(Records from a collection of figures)
"""

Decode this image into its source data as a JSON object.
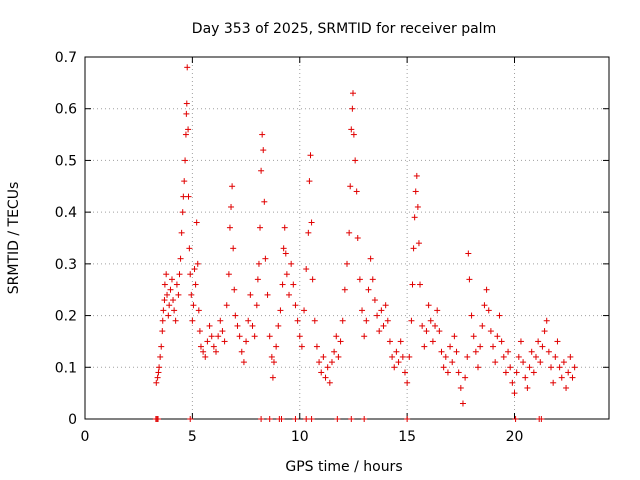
{
  "chart_data": {
    "type": "scatter",
    "title": "Day 353 of 2025, SRMTID for receiver palm",
    "xlabel": "GPS time / hours",
    "ylabel": "SRMTID / TECUs",
    "xlim": [
      0,
      24.4
    ],
    "ylim": [
      0,
      0.7
    ],
    "xticks": [
      0,
      5,
      10,
      15,
      20
    ],
    "yticks": [
      0,
      0.1,
      0.2,
      0.3,
      0.4,
      0.5,
      0.6,
      0.7
    ],
    "xtick_labels": [
      "0",
      "5",
      "10",
      "15",
      "20"
    ],
    "ytick_labels": [
      "0",
      "0.1",
      "0.2",
      "0.3",
      "0.4",
      "0.5",
      "0.6",
      "0.7"
    ],
    "grid": true,
    "marker": "+",
    "color": "#e00000",
    "series": [
      {
        "name": "SRMTID",
        "points": [
          [
            3.3,
            0.0
          ],
          [
            3.35,
            0.0
          ],
          [
            3.4,
            0.0
          ],
          [
            3.32,
            0.07
          ],
          [
            3.38,
            0.08
          ],
          [
            3.42,
            0.09
          ],
          [
            3.45,
            0.1
          ],
          [
            3.5,
            0.12
          ],
          [
            3.55,
            0.14
          ],
          [
            3.6,
            0.17
          ],
          [
            3.62,
            0.19
          ],
          [
            3.65,
            0.21
          ],
          [
            3.7,
            0.23
          ],
          [
            3.72,
            0.26
          ],
          [
            3.78,
            0.28
          ],
          [
            3.82,
            0.24
          ],
          [
            3.88,
            0.2
          ],
          [
            3.92,
            0.22
          ],
          [
            3.98,
            0.25
          ],
          [
            4.05,
            0.27
          ],
          [
            4.1,
            0.23
          ],
          [
            4.15,
            0.21
          ],
          [
            4.22,
            0.19
          ],
          [
            4.28,
            0.26
          ],
          [
            4.35,
            0.24
          ],
          [
            4.4,
            0.28
          ],
          [
            4.45,
            0.31
          ],
          [
            4.5,
            0.36
          ],
          [
            4.55,
            0.4
          ],
          [
            4.58,
            0.43
          ],
          [
            4.62,
            0.46
          ],
          [
            4.66,
            0.5
          ],
          [
            4.7,
            0.55
          ],
          [
            4.72,
            0.59
          ],
          [
            4.74,
            0.61
          ],
          [
            4.76,
            0.68
          ],
          [
            4.8,
            0.56
          ],
          [
            4.82,
            0.43
          ],
          [
            4.86,
            0.33
          ],
          [
            4.9,
            0.28
          ],
          [
            4.95,
            0.24
          ],
          [
            5.0,
            0.19
          ],
          [
            5.05,
            0.22
          ],
          [
            5.1,
            0.29
          ],
          [
            5.15,
            0.26
          ],
          [
            5.2,
            0.38
          ],
          [
            5.25,
            0.3
          ],
          [
            5.3,
            0.21
          ],
          [
            5.35,
            0.17
          ],
          [
            5.4,
            0.14
          ],
          [
            5.5,
            0.13
          ],
          [
            5.6,
            0.12
          ],
          [
            5.7,
            0.15
          ],
          [
            5.8,
            0.18
          ],
          [
            5.9,
            0.16
          ],
          [
            6.0,
            0.14
          ],
          [
            6.1,
            0.13
          ],
          [
            6.2,
            0.16
          ],
          [
            6.3,
            0.19
          ],
          [
            6.4,
            0.17
          ],
          [
            6.5,
            0.15
          ],
          [
            6.6,
            0.22
          ],
          [
            6.7,
            0.28
          ],
          [
            6.75,
            0.37
          ],
          [
            6.8,
            0.41
          ],
          [
            6.85,
            0.45
          ],
          [
            6.9,
            0.33
          ],
          [
            6.95,
            0.25
          ],
          [
            7.0,
            0.2
          ],
          [
            7.1,
            0.18
          ],
          [
            7.2,
            0.16
          ],
          [
            7.3,
            0.13
          ],
          [
            7.4,
            0.11
          ],
          [
            7.5,
            0.15
          ],
          [
            7.6,
            0.19
          ],
          [
            7.7,
            0.24
          ],
          [
            7.8,
            0.18
          ],
          [
            7.9,
            0.16
          ],
          [
            8.0,
            0.22
          ],
          [
            8.05,
            0.27
          ],
          [
            8.1,
            0.3
          ],
          [
            8.15,
            0.37
          ],
          [
            8.2,
            0.48
          ],
          [
            8.25,
            0.55
          ],
          [
            8.3,
            0.52
          ],
          [
            8.35,
            0.42
          ],
          [
            8.4,
            0.31
          ],
          [
            8.5,
            0.24
          ],
          [
            8.6,
            0.16
          ],
          [
            8.7,
            0.12
          ],
          [
            8.75,
            0.08
          ],
          [
            8.8,
            0.11
          ],
          [
            8.9,
            0.14
          ],
          [
            9.0,
            0.18
          ],
          [
            9.1,
            0.21
          ],
          [
            9.2,
            0.26
          ],
          [
            9.25,
            0.33
          ],
          [
            9.3,
            0.37
          ],
          [
            9.35,
            0.32
          ],
          [
            9.4,
            0.28
          ],
          [
            9.5,
            0.24
          ],
          [
            9.6,
            0.3
          ],
          [
            9.7,
            0.26
          ],
          [
            9.8,
            0.22
          ],
          [
            9.9,
            0.19
          ],
          [
            10.0,
            0.16
          ],
          [
            10.1,
            0.14
          ],
          [
            10.2,
            0.21
          ],
          [
            10.3,
            0.29
          ],
          [
            10.4,
            0.36
          ],
          [
            10.45,
            0.46
          ],
          [
            10.5,
            0.51
          ],
          [
            10.55,
            0.38
          ],
          [
            10.6,
            0.27
          ],
          [
            10.7,
            0.19
          ],
          [
            10.8,
            0.14
          ],
          [
            10.9,
            0.11
          ],
          [
            11.0,
            0.09
          ],
          [
            11.1,
            0.12
          ],
          [
            11.2,
            0.08
          ],
          [
            11.3,
            0.1
          ],
          [
            11.4,
            0.07
          ],
          [
            11.5,
            0.11
          ],
          [
            11.6,
            0.13
          ],
          [
            11.7,
            0.16
          ],
          [
            11.8,
            0.12
          ],
          [
            11.9,
            0.15
          ],
          [
            12.0,
            0.19
          ],
          [
            12.1,
            0.25
          ],
          [
            12.2,
            0.3
          ],
          [
            12.3,
            0.36
          ],
          [
            12.35,
            0.45
          ],
          [
            12.4,
            0.56
          ],
          [
            12.45,
            0.6
          ],
          [
            12.48,
            0.63
          ],
          [
            12.52,
            0.55
          ],
          [
            12.58,
            0.5
          ],
          [
            12.65,
            0.44
          ],
          [
            12.7,
            0.35
          ],
          [
            12.8,
            0.27
          ],
          [
            12.9,
            0.21
          ],
          [
            13.0,
            0.16
          ],
          [
            13.1,
            0.19
          ],
          [
            13.2,
            0.25
          ],
          [
            13.3,
            0.31
          ],
          [
            13.4,
            0.27
          ],
          [
            13.5,
            0.23
          ],
          [
            13.6,
            0.2
          ],
          [
            13.7,
            0.17
          ],
          [
            13.8,
            0.21
          ],
          [
            13.9,
            0.18
          ],
          [
            14.0,
            0.22
          ],
          [
            14.1,
            0.19
          ],
          [
            14.2,
            0.15
          ],
          [
            14.3,
            0.12
          ],
          [
            14.4,
            0.1
          ],
          [
            14.5,
            0.13
          ],
          [
            14.6,
            0.11
          ],
          [
            14.7,
            0.15
          ],
          [
            14.8,
            0.12
          ],
          [
            14.9,
            0.09
          ],
          [
            15.0,
            0.07
          ],
          [
            15.1,
            0.12
          ],
          [
            15.2,
            0.19
          ],
          [
            15.25,
            0.26
          ],
          [
            15.3,
            0.33
          ],
          [
            15.35,
            0.39
          ],
          [
            15.4,
            0.44
          ],
          [
            15.45,
            0.47
          ],
          [
            15.5,
            0.41
          ],
          [
            15.55,
            0.34
          ],
          [
            15.6,
            0.26
          ],
          [
            15.7,
            0.18
          ],
          [
            15.8,
            0.14
          ],
          [
            15.9,
            0.17
          ],
          [
            16.0,
            0.22
          ],
          [
            16.1,
            0.19
          ],
          [
            16.2,
            0.15
          ],
          [
            16.3,
            0.18
          ],
          [
            16.4,
            0.21
          ],
          [
            16.5,
            0.17
          ],
          [
            16.6,
            0.13
          ],
          [
            16.7,
            0.1
          ],
          [
            16.8,
            0.12
          ],
          [
            16.9,
            0.09
          ],
          [
            17.0,
            0.14
          ],
          [
            17.1,
            0.11
          ],
          [
            17.2,
            0.16
          ],
          [
            17.3,
            0.13
          ],
          [
            17.4,
            0.09
          ],
          [
            17.5,
            0.06
          ],
          [
            17.6,
            0.03
          ],
          [
            17.7,
            0.08
          ],
          [
            17.8,
            0.12
          ],
          [
            17.85,
            0.32
          ],
          [
            17.9,
            0.27
          ],
          [
            18.0,
            0.2
          ],
          [
            18.1,
            0.16
          ],
          [
            18.2,
            0.13
          ],
          [
            18.3,
            0.1
          ],
          [
            18.4,
            0.14
          ],
          [
            18.5,
            0.18
          ],
          [
            18.6,
            0.22
          ],
          [
            18.7,
            0.25
          ],
          [
            18.8,
            0.21
          ],
          [
            18.9,
            0.17
          ],
          [
            19.0,
            0.14
          ],
          [
            19.1,
            0.11
          ],
          [
            19.2,
            0.16
          ],
          [
            19.3,
            0.2
          ],
          [
            19.4,
            0.15
          ],
          [
            19.5,
            0.12
          ],
          [
            19.6,
            0.09
          ],
          [
            19.7,
            0.13
          ],
          [
            19.8,
            0.1
          ],
          [
            19.9,
            0.07
          ],
          [
            20.0,
            0.05
          ],
          [
            20.1,
            0.09
          ],
          [
            20.2,
            0.12
          ],
          [
            20.3,
            0.15
          ],
          [
            20.4,
            0.11
          ],
          [
            20.5,
            0.08
          ],
          [
            20.6,
            0.06
          ],
          [
            20.7,
            0.1
          ],
          [
            20.8,
            0.13
          ],
          [
            20.9,
            0.09
          ],
          [
            21.0,
            0.12
          ],
          [
            21.1,
            0.15
          ],
          [
            21.2,
            0.11
          ],
          [
            21.3,
            0.14
          ],
          [
            21.4,
            0.17
          ],
          [
            21.5,
            0.19
          ],
          [
            21.6,
            0.13
          ],
          [
            21.7,
            0.1
          ],
          [
            21.8,
            0.07
          ],
          [
            21.9,
            0.12
          ],
          [
            22.0,
            0.15
          ],
          [
            22.1,
            0.1
          ],
          [
            22.2,
            0.08
          ],
          [
            22.3,
            0.11
          ],
          [
            22.4,
            0.06
          ],
          [
            22.5,
            0.09
          ],
          [
            22.6,
            0.12
          ],
          [
            22.7,
            0.08
          ],
          [
            22.8,
            0.1
          ],
          [
            21.15,
            0.0
          ],
          [
            21.25,
            0.0
          ],
          [
            9.05,
            0.0
          ],
          [
            9.15,
            0.0
          ],
          [
            10.3,
            0.0
          ],
          [
            11.75,
            0.0
          ],
          [
            12.4,
            0.0
          ],
          [
            13.0,
            0.0
          ],
          [
            15.0,
            0.0
          ],
          [
            20.05,
            0.0
          ],
          [
            4.9,
            0.0
          ],
          [
            8.2,
            0.0
          ],
          [
            8.6,
            0.0
          ],
          [
            9.8,
            0.0
          ],
          [
            10.55,
            0.0
          ]
        ]
      }
    ]
  }
}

"""

• PROBLEM REQUIREMENTS: Tally the lines above containing "SRMTID". Answer with the count only.

• ANSWER TO THIS TASK: 3